start Provided records

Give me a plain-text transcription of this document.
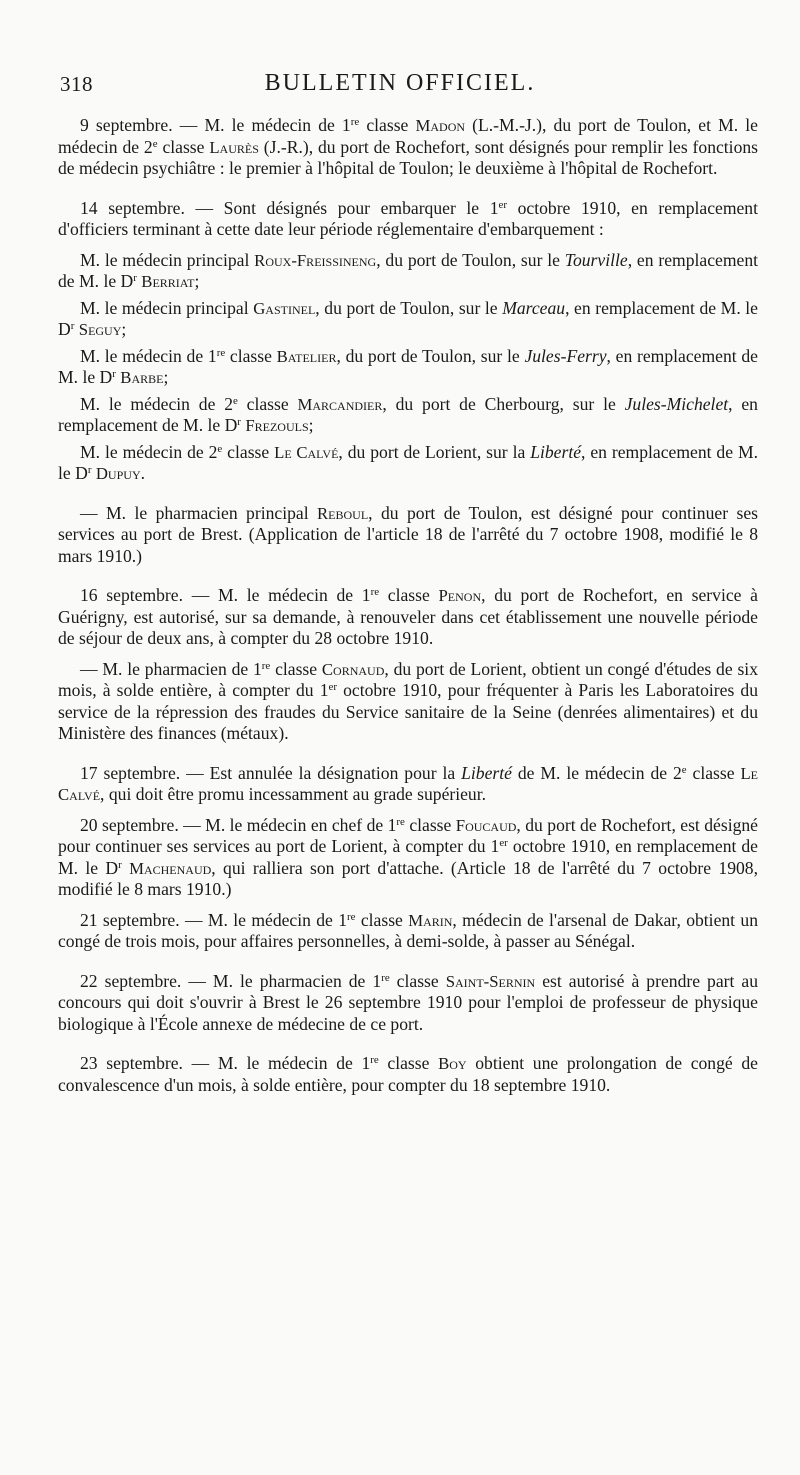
318	BULLETIN OFFICIEL.

9 septembre. — M. le médecin de 1re classe Madon (L.-M.-J.), du port de Toulon, et M. le médecin de 2e classe Laurès (J.-R.), du port de Rochefort, sont désignés pour remplir les fonctions de médecin psychiâtre : le premier à l'hôpital de Toulon; le deuxième à l'hôpital de Rochefort.

14 septembre. — Sont désignés pour embarquer le 1er octobre 1910, en remplacement d'officiers terminant à cette date leur période réglementaire d'embarquement :

M. le médecin principal Roux-Freissineng, du port de Toulon, sur le Tourville, en remplacement de M. le $D^r$ Berriat;

M. le médecin principal Gastinel, du port de Toulon, sur le Marceau, en remplacement de M. le $D^r$ Seguy;

M. le médecin de 1re classe Batelier, du port de Toulon, sur le Jules-Ferry, en remplacement de M. le $D^r$ Barbe;

M. le médecin de 2e classe Marcandier, du port de Cherbourg, sur le Jules-Michelet, en remplacement de M. le $D^r$ Frezouls;

M. le médecin de 2e classe Le Calvé, du port de Lorient, sur la Liberté, en remplacement de M. le $D^r$ Dupuy.

— M. le pharmacien principal Reboul, du port de Toulon, est désigné pour continuer ses services au port de Brest. (Application de l'article 18 de l'arrêté du 7 octobre 1908, modifié le 8 mars 1910.)

16 septembre. — M. le médecin de 1re classe Penon, du port de Rochefort, en service à Guérigny, est autorisé, sur sa demande, à renouveler dans cet établissement une nouvelle période de séjour de deux ans, à compter du 28 octobre 1910.

— M. le pharmacien de 1re classe Cornaud, du port de Lorient, obtient un congé d'études de six mois, à solde entière, à compter du 1er octobre 1910, pour fréquenter à Paris les Laboratoires du service de la répression des fraudes du Service sanitaire de la Seine (denrées alimentaires) et du Ministère des finances (métaux).

17 septembre. — Est annulée la désignation pour la Liberté de M. le médecin de 2e classe Le Calvé, qui doit être promu incessamment au grade supérieur.

20 septembre. — M. le médecin en chef de 1re classe Foucaud, du port de Rochefort, est désigné pour continuer ses services au port de Lorient, à compter du 1er octobre 1910, en remplacement de M. le $D^r$ Machenaud, qui ralliera son port d'attache. (Article 18 de l'arrêté du 7 octobre 1908, modifié le 8 mars 1910.)

21 septembre. — M. le médecin de 1re classe Marin, médecin de l'arsenal de Dakar, obtient un congé de trois mois, pour affaires personnelles, à demi-solde, à passer au Sénégal.

22 septembre. — M. le pharmacien de 1re classe Saint-Sernin est autorisé à prendre part au concours qui doit s'ouvrir à Brest le 26 septembre 1910 pour l'emploi de professeur de physique biologique à l'École annexe de médecine de ce port.

23 septembre. — M. le médecin de 1re classe Boy obtient une prolongation de congé de convalescence d'un mois, à solde entière, pour compter du 18 septembre 1910.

end Provided records

All the material shown above is to be copied exactly, with no pictures carried over.

Give me a plain-text transcription of this document.
318	BULLETIN OFFICIEL.

9 septembre. — M. le médecin de 1re classe Madon (L.-M.-J.), du port de Toulon, et M. le médecin de 2e classe Laurès (J.-R.), du port de Rochefort, sont désignés pour remplir les fonctions de médecin psychiâtre : le premier à l'hôpital de Toulon; le deuxième à l'hôpital de Rochefort.

14 septembre. — Sont désignés pour embarquer le 1er octobre 1910, en remplacement d'officiers terminant à cette date leur période réglementaire d'embarquement :

M. le médecin principal Roux-Freissineng, du port de Toulon, sur le Tourville, en remplacement de M. le $D^r$ Berriat;

M. le médecin principal Gastinel, du port de Toulon, sur le Marceau, en remplacement de M. le $D^r$ Seguy;

M. le médecin de 1re classe Batelier, du port de Toulon, sur le Jules-Ferry, en remplacement de M. le $D^r$ Barbe;

M. le médecin de 2e classe Marcandier, du port de Cherbourg, sur le Jules-Michelet, en remplacement de M. le $D^r$ Frezouls;

M. le médecin de 2e classe Le Calvé, du port de Lorient, sur la Liberté, en remplacement de M. le $D^r$ Dupuy.

— M. le pharmacien principal Reboul, du port de Toulon, est désigné pour continuer ses services au port de Brest. (Application de l'article 18 de l'arrêté du 7 octobre 1908, modifié le 8 mars 1910.)

16 septembre. — M. le médecin de 1re classe Penon, du port de Rochefort, en service à Guérigny, est autorisé, sur sa demande, à renouveler dans cet établissement une nouvelle période de séjour de deux ans, à compter du 28 octobre 1910.

— M. le pharmacien de 1re classe Cornaud, du port de Lorient, obtient un congé d'études de six mois, à solde entière, à compter du 1er octobre 1910, pour fréquenter à Paris les Laboratoires du service de la répression des fraudes du Service sanitaire de la Seine (denrées alimentaires) et du Ministère des finances (métaux).

17 septembre. — Est annulée la désignation pour la Liberté de M. le médecin de 2e classe Le Calvé, qui doit être promu incessamment au grade supérieur.

20 septembre. — M. le médecin en chef de 1re classe Foucaud, du port de Rochefort, est désigné pour continuer ses services au port de Lorient, à compter du 1er octobre 1910, en remplacement de M. le $D^r$ Machenaud, qui ralliera son port d'attache. (Article 18 de l'arrêté du 7 octobre 1908, modifié le 8 mars 1910.)

21 septembre. — M. le médecin de 1re classe Marin, médecin de l'arsenal de Dakar, obtient un congé de trois mois, pour affaires personnelles, à demi-solde, à passer au Sénégal.

22 septembre. — M. le pharmacien de 1re classe Saint-Sernin est autorisé à prendre part au concours qui doit s'ouvrir à Brest le 26 septembre 1910 pour l'emploi de professeur de physique biologique à l'École annexe de médecine de ce port.

23 septembre. — M. le médecin de 1re classe Boy obtient une prolongation de congé de convalescence d'un mois, à solde entière, pour compter du 18 septembre 1910.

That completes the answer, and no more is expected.